=== Exercise aim ===
Give a verbatim copy of the lines below, minus the pictures.

=== Dataset ===
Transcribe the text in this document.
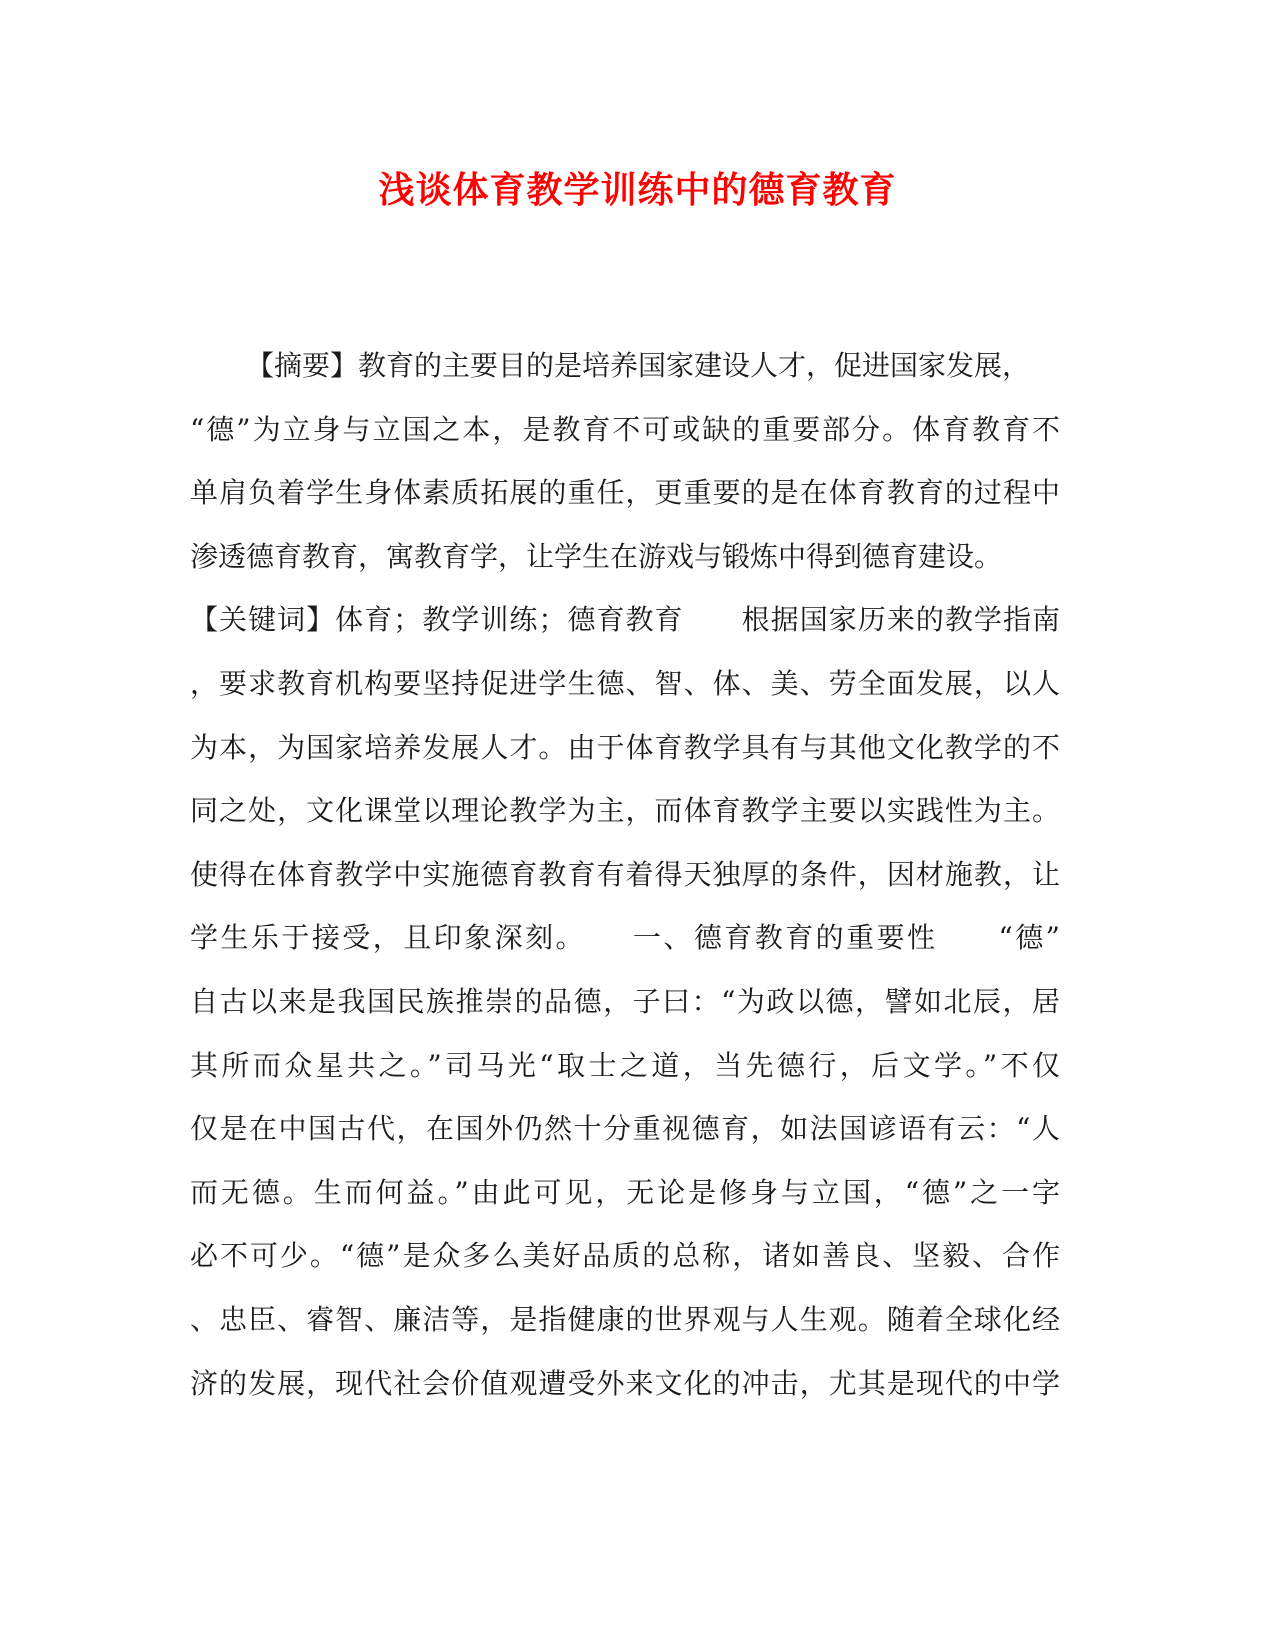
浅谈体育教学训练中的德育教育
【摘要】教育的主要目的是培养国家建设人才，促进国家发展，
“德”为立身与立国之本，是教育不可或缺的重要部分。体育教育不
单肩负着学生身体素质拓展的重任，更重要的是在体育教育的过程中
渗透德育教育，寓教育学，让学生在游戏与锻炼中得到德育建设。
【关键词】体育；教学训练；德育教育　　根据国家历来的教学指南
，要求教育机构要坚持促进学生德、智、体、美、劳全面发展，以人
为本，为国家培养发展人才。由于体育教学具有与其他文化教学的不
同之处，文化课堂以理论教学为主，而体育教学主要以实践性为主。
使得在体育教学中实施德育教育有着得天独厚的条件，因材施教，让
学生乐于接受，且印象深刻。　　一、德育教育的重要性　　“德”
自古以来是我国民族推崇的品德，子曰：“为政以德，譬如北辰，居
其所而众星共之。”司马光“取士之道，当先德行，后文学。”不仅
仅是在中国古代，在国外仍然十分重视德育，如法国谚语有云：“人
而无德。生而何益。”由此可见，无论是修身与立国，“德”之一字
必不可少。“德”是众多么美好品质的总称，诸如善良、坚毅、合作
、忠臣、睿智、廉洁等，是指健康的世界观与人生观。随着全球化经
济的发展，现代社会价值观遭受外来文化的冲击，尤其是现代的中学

=== Response below ===
Transcribe the text in this document.
浅谈体育教学训练中的德育教育
【摘要】教育的主要目的是培养国家建设人才，促进国家发展，
“德”为立身与立国之本，是教育不可或缺的重要部分。体育教育不
单肩负着学生身体素质拓展的重任，更重要的是在体育教育的过程中
渗透德育教育，寓教育学，让学生在游戏与锻炼中得到德育建设。
【关键词】体育；教学训练；德育教育　　根据国家历来的教学指南
，要求教育机构要坚持促进学生德、智、体、美、劳全面发展，以人
为本，为国家培养发展人才。由于体育教学具有与其他文化教学的不
同之处，文化课堂以理论教学为主，而体育教学主要以实践性为主。
使得在体育教学中实施德育教育有着得天独厚的条件，因材施教，让
学生乐于接受，且印象深刻。　　一、德育教育的重要性　　“德”
自古以来是我国民族推崇的品德，子曰：“为政以德，譬如北辰，居
其所而众星共之。”司马光“取士之道，当先德行，后文学。”不仅
仅是在中国古代，在国外仍然十分重视德育，如法国谚语有云：“人
而无德。生而何益。”由此可见，无论是修身与立国，“德”之一字
必不可少。“德”是众多么美好品质的总称，诸如善良、坚毅、合作
、忠臣、睿智、廉洁等，是指健康的世界观与人生观。随着全球化经
济的发展，现代社会价值观遭受外来文化的冲击，尤其是现代的中学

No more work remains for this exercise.